(Excerpts from a figure dataset)

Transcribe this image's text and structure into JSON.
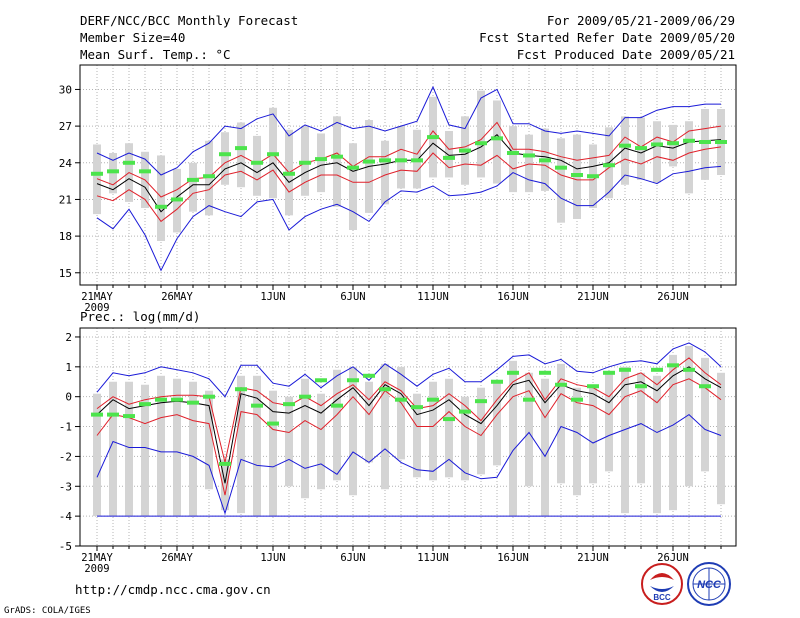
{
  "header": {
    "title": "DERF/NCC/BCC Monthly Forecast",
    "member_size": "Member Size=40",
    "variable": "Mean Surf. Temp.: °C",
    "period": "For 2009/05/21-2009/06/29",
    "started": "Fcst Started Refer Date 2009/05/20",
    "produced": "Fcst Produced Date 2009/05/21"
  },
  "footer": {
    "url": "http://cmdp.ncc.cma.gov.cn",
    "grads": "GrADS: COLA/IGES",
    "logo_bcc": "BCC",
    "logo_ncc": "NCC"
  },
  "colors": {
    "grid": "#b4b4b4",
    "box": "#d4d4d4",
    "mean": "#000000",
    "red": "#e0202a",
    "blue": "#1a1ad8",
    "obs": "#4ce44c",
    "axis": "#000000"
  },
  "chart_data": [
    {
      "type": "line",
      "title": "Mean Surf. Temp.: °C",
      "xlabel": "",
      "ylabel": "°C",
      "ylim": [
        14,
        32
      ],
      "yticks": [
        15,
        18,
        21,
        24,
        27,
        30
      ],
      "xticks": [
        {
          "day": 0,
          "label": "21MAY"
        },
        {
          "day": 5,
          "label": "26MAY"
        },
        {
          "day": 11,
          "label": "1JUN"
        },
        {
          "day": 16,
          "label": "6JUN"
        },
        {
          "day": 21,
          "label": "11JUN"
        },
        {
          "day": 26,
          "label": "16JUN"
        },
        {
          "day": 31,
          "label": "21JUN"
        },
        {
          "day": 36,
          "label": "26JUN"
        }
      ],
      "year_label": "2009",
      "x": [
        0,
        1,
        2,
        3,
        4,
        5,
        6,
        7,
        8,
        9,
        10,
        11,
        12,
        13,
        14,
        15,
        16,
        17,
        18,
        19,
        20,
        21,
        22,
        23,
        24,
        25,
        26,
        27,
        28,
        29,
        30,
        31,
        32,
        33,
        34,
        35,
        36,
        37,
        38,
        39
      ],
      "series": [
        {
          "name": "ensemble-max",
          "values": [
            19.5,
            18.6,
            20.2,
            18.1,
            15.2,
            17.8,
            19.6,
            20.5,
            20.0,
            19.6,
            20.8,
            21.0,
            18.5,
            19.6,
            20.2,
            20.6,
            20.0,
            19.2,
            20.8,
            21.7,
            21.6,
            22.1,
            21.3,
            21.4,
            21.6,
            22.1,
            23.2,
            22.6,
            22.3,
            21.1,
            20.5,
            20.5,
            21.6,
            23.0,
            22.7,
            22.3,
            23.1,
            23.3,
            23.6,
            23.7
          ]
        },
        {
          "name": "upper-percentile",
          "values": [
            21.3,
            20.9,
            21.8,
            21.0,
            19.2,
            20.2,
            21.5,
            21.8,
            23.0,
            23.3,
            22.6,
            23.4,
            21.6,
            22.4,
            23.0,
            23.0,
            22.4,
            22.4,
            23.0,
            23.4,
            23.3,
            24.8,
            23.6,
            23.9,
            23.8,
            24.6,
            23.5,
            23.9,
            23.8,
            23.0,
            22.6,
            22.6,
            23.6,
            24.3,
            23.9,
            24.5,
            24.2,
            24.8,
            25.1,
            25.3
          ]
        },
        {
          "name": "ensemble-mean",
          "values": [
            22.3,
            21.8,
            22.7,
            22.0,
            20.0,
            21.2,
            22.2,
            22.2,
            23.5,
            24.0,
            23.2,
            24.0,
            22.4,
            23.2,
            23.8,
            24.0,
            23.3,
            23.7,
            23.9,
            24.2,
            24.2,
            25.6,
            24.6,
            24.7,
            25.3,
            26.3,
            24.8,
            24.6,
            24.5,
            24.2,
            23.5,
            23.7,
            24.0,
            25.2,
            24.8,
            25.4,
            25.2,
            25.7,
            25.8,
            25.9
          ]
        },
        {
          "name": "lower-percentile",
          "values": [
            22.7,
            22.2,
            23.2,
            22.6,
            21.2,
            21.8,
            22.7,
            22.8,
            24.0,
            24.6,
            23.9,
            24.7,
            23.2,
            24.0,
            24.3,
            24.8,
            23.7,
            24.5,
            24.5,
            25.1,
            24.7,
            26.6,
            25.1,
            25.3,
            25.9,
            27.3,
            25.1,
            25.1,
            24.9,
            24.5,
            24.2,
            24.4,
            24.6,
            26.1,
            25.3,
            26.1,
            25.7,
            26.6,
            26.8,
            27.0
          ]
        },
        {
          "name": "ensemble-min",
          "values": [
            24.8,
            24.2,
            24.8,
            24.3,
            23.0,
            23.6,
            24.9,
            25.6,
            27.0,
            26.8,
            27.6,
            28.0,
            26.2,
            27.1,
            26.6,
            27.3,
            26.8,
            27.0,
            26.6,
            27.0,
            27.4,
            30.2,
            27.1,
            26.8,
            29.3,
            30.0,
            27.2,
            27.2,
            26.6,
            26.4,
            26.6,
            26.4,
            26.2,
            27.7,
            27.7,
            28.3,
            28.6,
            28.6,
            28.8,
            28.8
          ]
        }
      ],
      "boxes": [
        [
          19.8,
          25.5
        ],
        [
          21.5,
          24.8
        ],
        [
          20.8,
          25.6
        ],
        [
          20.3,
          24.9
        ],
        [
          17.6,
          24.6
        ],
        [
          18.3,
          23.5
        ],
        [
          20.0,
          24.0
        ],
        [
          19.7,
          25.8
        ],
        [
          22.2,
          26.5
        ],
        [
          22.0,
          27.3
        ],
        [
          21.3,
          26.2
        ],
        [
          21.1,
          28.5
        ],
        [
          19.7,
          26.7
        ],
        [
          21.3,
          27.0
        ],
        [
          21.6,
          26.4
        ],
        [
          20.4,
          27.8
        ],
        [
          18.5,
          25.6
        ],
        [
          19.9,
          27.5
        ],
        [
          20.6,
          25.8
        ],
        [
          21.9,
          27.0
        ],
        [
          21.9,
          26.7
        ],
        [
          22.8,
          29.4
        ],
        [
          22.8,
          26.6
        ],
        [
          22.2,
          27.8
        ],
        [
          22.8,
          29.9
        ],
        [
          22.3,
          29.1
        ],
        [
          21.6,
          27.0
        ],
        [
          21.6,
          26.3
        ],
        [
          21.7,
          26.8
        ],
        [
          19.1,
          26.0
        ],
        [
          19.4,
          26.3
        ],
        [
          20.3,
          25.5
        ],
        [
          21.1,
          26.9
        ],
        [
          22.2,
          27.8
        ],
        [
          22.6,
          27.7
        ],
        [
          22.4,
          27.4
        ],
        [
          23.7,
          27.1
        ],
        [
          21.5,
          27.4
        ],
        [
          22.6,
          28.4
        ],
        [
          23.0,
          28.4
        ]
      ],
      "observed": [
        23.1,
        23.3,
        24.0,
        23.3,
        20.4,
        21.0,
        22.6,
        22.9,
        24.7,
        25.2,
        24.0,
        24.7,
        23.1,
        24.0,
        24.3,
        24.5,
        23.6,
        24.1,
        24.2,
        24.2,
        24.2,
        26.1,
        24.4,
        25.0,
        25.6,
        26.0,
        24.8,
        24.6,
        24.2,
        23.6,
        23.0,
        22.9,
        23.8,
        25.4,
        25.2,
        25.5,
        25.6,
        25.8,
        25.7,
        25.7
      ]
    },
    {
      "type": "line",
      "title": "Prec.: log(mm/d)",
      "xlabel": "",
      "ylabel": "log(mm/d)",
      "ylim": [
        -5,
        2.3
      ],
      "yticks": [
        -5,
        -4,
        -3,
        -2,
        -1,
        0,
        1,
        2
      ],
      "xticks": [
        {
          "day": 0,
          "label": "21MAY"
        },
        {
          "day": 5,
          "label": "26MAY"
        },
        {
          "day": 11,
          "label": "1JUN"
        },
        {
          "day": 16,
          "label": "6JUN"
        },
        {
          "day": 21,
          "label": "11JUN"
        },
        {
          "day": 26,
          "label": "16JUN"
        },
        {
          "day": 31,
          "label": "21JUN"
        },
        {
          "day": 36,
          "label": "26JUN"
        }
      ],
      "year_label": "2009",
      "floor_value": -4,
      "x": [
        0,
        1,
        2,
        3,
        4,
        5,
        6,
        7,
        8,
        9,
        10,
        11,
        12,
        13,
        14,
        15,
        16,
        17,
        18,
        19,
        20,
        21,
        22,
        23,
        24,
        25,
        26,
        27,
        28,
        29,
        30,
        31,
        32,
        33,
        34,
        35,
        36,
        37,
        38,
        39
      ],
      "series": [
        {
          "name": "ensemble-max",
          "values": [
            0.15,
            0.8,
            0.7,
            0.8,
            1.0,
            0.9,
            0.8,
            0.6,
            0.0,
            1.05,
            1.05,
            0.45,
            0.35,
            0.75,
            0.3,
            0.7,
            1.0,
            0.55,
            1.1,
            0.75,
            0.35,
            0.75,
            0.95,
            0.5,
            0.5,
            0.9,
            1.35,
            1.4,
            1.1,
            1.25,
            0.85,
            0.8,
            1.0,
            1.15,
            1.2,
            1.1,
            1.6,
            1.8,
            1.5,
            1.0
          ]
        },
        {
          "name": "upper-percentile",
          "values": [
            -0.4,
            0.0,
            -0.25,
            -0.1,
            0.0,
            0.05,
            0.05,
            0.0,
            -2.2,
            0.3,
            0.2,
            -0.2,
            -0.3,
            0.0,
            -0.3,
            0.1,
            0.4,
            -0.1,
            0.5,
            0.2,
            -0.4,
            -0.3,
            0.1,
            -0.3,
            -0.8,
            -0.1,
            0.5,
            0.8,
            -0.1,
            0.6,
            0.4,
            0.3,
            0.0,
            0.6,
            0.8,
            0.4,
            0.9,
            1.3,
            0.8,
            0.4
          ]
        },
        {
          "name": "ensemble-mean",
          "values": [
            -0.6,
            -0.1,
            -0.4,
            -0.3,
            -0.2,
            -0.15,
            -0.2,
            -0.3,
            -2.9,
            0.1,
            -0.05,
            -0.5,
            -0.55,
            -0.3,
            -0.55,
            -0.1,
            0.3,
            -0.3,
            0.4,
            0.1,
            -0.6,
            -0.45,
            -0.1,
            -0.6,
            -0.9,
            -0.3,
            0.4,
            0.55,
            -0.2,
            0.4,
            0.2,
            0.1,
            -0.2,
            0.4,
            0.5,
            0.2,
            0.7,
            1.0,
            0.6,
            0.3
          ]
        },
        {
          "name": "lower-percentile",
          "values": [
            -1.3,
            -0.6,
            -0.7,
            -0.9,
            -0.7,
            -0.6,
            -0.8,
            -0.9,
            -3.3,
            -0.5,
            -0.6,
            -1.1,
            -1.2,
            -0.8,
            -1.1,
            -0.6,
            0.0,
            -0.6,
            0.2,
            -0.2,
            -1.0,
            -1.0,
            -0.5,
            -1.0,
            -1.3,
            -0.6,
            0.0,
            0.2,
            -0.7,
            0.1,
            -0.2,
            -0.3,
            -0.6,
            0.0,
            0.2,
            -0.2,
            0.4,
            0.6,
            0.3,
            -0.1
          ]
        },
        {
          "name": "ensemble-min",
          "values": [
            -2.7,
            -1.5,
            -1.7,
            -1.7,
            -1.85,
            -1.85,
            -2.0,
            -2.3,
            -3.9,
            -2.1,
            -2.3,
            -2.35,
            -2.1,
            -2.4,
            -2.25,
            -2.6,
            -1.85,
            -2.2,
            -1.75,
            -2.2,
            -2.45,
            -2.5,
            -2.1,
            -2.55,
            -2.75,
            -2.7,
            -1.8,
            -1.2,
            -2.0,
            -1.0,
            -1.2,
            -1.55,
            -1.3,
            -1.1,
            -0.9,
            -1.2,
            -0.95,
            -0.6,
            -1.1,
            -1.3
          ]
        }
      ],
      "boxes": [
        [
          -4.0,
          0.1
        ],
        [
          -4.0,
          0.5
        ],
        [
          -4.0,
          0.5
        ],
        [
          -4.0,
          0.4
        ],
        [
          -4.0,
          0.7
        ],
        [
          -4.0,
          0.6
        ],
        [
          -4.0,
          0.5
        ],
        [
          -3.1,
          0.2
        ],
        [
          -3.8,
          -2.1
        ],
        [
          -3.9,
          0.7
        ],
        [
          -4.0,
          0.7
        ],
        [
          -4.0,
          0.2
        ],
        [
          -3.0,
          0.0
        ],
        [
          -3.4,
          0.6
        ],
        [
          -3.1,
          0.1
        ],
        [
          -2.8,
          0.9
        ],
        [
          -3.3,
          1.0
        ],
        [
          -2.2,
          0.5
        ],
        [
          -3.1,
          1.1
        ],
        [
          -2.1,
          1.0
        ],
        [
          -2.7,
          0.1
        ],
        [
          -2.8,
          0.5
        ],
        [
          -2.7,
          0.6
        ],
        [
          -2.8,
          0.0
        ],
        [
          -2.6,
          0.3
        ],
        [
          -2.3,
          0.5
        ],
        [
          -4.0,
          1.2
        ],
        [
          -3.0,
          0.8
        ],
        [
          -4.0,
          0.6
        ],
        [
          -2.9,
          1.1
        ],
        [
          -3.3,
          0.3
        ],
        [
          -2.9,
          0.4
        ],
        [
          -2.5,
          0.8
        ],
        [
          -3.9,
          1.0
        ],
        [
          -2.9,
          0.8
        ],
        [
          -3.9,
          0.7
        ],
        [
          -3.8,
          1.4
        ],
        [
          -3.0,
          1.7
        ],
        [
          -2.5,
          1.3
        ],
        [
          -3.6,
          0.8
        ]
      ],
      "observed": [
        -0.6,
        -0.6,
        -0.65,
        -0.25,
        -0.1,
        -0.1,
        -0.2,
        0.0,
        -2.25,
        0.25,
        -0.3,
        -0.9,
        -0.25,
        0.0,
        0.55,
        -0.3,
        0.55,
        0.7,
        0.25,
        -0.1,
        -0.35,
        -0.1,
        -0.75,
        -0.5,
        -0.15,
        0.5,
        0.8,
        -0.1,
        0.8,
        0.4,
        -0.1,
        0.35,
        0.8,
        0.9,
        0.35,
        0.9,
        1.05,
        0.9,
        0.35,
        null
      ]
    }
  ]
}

= Work to complete =
Copy out all lines that carry the word "title".

= Task response =
    "title": "DERF/NCC/BCC Monthly Forecast",
      "title": "Mean Surf. Temp.: °C",
      "title": "Prec.: log(mm/d)",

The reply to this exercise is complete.